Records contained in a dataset
......

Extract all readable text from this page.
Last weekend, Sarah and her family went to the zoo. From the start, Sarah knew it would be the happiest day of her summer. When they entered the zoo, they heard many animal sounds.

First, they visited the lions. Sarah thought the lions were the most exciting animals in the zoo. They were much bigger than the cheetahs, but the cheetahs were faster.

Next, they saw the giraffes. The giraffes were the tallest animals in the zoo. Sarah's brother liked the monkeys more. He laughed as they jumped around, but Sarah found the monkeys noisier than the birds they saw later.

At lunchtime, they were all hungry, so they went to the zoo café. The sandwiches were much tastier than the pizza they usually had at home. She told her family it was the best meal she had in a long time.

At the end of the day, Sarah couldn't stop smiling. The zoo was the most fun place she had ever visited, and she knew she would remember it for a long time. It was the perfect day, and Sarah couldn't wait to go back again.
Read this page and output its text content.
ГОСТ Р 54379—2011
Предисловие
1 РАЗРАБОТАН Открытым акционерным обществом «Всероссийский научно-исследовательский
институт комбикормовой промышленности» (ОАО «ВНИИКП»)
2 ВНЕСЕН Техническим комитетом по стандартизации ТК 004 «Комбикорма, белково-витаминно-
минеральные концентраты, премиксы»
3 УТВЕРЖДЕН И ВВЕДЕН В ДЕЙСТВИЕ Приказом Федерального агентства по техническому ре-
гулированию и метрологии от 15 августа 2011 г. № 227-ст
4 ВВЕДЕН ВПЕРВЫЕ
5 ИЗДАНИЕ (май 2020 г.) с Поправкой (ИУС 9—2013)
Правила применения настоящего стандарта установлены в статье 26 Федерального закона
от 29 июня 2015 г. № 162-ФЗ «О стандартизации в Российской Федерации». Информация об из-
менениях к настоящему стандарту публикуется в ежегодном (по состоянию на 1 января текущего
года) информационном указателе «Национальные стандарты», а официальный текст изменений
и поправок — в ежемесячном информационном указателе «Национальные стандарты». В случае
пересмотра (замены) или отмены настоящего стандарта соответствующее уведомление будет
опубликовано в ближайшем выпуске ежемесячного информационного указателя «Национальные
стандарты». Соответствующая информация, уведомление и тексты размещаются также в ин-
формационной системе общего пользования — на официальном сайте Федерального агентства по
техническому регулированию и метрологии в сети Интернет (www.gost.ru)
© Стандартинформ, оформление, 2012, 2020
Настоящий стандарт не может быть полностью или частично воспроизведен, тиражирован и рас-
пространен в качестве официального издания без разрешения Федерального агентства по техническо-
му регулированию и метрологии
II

......

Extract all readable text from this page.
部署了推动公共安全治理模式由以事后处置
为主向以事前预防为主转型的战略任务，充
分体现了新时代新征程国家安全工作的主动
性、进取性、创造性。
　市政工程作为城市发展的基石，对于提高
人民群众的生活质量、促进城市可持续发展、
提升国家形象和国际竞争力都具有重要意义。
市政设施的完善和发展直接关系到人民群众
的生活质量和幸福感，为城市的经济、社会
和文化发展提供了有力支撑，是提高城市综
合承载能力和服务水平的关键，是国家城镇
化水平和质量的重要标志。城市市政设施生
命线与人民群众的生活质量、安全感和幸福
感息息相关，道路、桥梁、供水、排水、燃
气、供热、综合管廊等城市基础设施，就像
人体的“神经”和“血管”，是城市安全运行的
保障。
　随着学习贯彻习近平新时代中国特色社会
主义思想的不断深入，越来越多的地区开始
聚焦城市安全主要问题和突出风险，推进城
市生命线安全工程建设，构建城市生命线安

......

— Exercise objective —
List all lines in the material containing the string "информационном".

— Reply —
года) информационном указателе «Национальные стандарты», а официальный текст изменений
и поправок — в ежемесячном информационном указателе «Национальные стандарты». В случае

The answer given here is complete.